▶ 任务 1
请根据节选内容回答以下问题,每个问题占一行:
(a) alertmanager.yml 的 global 部分中 resolve_timeout 被设为多少?
(b) 用 Docker 启动 alertmanager 时映射的是哪个端口?
(c) 创建钉钉群机器人时,安全设置需要配置为哪种方式?
▶ 任务 2
请列出节选中所有用 vim 命令打开编辑的文件路径。
▶ 任务 3
请将节选中的这句话译成英语:"Alertmanager默认是支持邮件和企业微信告警通知功能,邮件不常用,企业微信需要验证域名回调连接,这里使用钉钉群机器人做了演示"。

▶ 节选

──────

Alertmanager默认是支持邮件和企业微信告警通知功能,邮件不常用,企业微信需要验证域名回调连接,这里使用钉钉群机器人做了演示
部署服务
编写配置文件
mkdir -p /data/alertmanager/conf
vim /data/alertmanager/conf/alertmanager.yml
global:
resolve_timeout: 5m
route:
group_by: ['alertname']
group_wait: 10s
group_interval: 10s
repeat_interval: 1h
receiver: 'dingtalk' #默认通知组,即没有匹配到相关规则使用的通知组
routes:
- receiver: 'dingtalk'
group_wait: 10s
receivers:
- name: 'dingtalk'
webhook_configs:
- url: 'http://10.4.7.102:8060/dingtalk/webhook-dingding/send' ##钉钉web-hook地址
send_resolved: true
templates:
- /etc/alertmanager/template/*.tmpl
inhibit_rules:
- source_match:
severity: 'critical'
target_match:
severity: 'warning'
equal: ['alertname', 'dev', 'instance']
Docker启动
#!/bin/bash
docker stop alertmanager
docker rm alertmanager
docker run -d -p 9093:9093 \
--restart=always \
--name alertmanager \
-v "/etc/localtime:/etc/localtime" \
-v /data/alertmanager/conf:/etc/alertmanager \
-v /data/alertmanager/data:/alertmanager/data \
prom/alertmanager
docker logs -f alertmanager
访问管理页面
通过浏览器访问{服务器ip}:9093端口
配置钉钉告警
创建钉钉群机器人
创建方法自行查看,需配置安全设置为加签方式
编辑配置文件
vim /data/prometheus/conf/dingtalk.yml
timeout: 5s
templates:
- /etc/dingding.tmpl
targets:
webhook-dingding: ##名称与alertmaenager配置中webhook名称保持一致
url: https://oapi.dingtalk.com/robot/send?access_token=xxxxx
secret: xxxxx
message:
title: '{{ template "ding.link.title" . }}'
text: '{{ template "ding.link.content" . }}'
编辑模板文件
vim /data/prometheus/conf/dingding.tmpl
{{ define "__subject" }}[{{ .Status | toUpper }}{{ if eq .Status "firing" }}:{{ .Alerts.Firing | len }}{{ end }}] {{ .GroupLabels.SortedPairs.Values | join " " }} {{ if gt (len .CommonLabels) (len .GroupLabels) }}({{ with .CommonLabels.Remove .GroupLabels.Names }}{{ .Values | join " " }}{{ end }}){{ end }}{{ end }}
{{ define "__alertmanagerURL" }}{{ .ExternalURL }}/#/alerts?receiver={{ .Receiver }}{{ end }}
{{ define "__text_alert_list" }}{{ range . }}
**Labels**
{{ range .Labels.SortedPairs }}> - {{ .Name }}: {{ .Value | markdown | html }}
{{ end }}
**Annotations**
{{ range .Annotations.SortedPairs }}> - {{ .Name }}: {{ .Value | markdown | html }}
{{ end }}
**Source:** [{{ .GeneratorURL }}]({{ .GeneratorURL }})

──────

▶ 数据摘录
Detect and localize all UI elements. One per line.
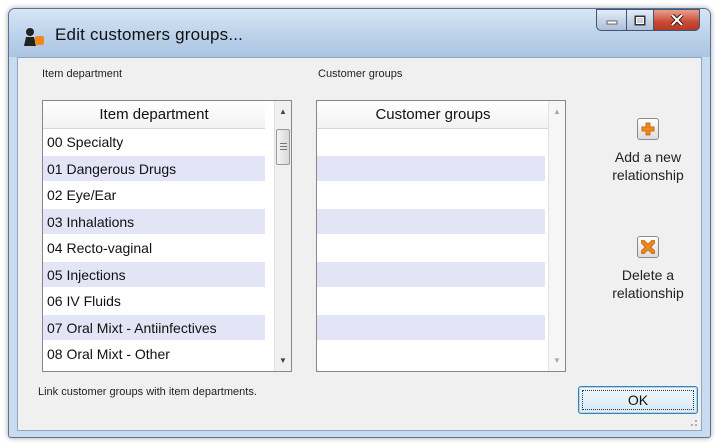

──────

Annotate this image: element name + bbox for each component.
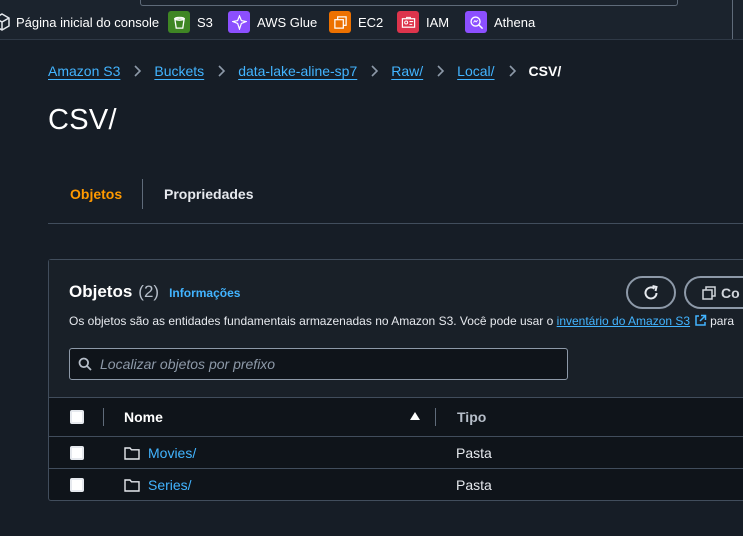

──────

▶ 参考答案 1
(a) 5m
(b) 9093 端口(9093:9093)
(c) 加签方式

▶ 参考答案 2
/data/alertmanager/conf/alertmanager.yml
/data/prometheus/conf/dingtalk.yml
/data/prometheus/conf/dingding.tmpl

▶ 参考答案 3
By default, Alertmanager supports alert notifications via email and WeCom (Enterprise WeChat); email is not commonly used, and WeCom requires verifying a domain callback connection, so here a DingTalk group robot is used for the demonstration.